### Data in this exercise

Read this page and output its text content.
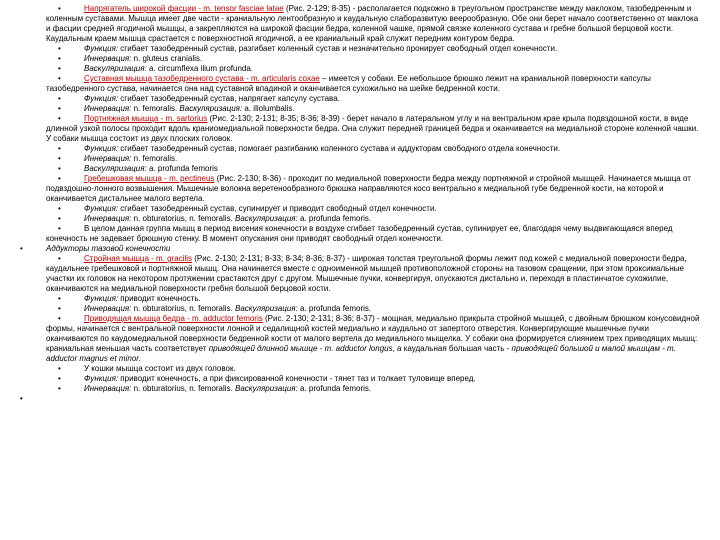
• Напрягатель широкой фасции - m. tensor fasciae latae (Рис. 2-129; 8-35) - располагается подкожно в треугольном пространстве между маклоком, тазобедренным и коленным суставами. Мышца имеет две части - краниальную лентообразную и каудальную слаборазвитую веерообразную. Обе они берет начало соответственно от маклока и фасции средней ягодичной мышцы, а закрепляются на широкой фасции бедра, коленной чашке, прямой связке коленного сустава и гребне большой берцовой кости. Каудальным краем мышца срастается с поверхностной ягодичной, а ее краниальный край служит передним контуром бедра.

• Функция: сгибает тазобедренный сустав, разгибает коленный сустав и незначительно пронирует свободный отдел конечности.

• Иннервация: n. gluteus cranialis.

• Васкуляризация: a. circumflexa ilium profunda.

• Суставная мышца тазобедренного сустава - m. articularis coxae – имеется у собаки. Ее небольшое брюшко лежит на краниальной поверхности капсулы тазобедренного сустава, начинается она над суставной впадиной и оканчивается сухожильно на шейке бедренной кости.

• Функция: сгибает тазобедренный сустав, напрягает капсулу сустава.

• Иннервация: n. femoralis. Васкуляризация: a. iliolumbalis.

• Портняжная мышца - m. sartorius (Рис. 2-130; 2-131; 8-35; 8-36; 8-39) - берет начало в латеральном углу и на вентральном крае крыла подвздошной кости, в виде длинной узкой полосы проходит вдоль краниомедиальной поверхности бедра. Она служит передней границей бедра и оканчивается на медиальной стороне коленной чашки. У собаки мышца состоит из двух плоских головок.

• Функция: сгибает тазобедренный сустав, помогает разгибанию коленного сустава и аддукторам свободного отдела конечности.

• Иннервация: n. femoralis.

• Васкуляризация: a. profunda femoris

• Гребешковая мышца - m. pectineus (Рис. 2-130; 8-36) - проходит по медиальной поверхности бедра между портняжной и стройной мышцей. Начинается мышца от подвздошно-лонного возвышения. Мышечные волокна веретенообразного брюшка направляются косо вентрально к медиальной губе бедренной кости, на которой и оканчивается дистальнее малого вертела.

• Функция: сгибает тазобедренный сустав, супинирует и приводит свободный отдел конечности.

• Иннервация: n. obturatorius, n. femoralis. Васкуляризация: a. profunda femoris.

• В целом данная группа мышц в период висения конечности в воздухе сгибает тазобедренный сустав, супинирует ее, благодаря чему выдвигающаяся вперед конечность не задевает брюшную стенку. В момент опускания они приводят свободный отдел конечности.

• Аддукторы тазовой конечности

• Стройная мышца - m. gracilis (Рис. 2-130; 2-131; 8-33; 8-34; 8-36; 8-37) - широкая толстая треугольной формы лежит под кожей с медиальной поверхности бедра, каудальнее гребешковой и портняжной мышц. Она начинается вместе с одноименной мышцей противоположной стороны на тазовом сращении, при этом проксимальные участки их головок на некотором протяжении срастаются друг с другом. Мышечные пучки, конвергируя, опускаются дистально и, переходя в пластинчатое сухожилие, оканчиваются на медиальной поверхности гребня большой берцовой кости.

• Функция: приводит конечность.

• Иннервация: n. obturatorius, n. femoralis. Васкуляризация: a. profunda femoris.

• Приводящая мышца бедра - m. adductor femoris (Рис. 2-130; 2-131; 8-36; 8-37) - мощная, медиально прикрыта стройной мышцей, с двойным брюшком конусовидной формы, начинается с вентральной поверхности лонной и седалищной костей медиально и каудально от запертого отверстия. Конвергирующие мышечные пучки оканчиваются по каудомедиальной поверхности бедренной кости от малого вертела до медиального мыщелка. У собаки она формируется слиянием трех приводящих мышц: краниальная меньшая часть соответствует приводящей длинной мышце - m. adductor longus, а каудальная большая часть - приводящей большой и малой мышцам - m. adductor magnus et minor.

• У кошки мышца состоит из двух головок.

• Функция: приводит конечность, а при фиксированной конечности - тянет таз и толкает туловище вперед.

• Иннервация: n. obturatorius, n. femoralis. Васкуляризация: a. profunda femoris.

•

### Exercise
Extract each line holding the word "коленной" from the records.

### Exercise output
• Напрягатель широкой фасции - m. tensor fasciae latae (Рис. 2-129; 8-35) - располагается подкожно в треугольном пространстве между маклоком, тазобедренным и коленным суставами. Мышца имеет две части - краниальную лентообразную и каудальную слаборазвитую веерообразную. Обе они берет начало соответственно от маклока и фасции средней ягодичной мышцы, а закрепляются на широкой фасции бедра, коленной чашке, прямой связке коленного сустава и гребне большой берцовой кости. Каудальным краем мышца срастается с поверхностной ягодичной, а ее краниальный край служит передним контуром бедра.
• Портняжная мышца - m. sartorius (Рис. 2-130; 2-131; 8-35; 8-36; 8-39) - берет начало в латеральном углу и на вентральном крае крыла подвздошной кости, в виде длинной узкой полосы проходит вдоль краниомедиальной поверхности бедра. Она служит передней границей бедра и оканчивается на медиальной стороне коленной чашки. У собаки мышца состоит из двух плоских головок.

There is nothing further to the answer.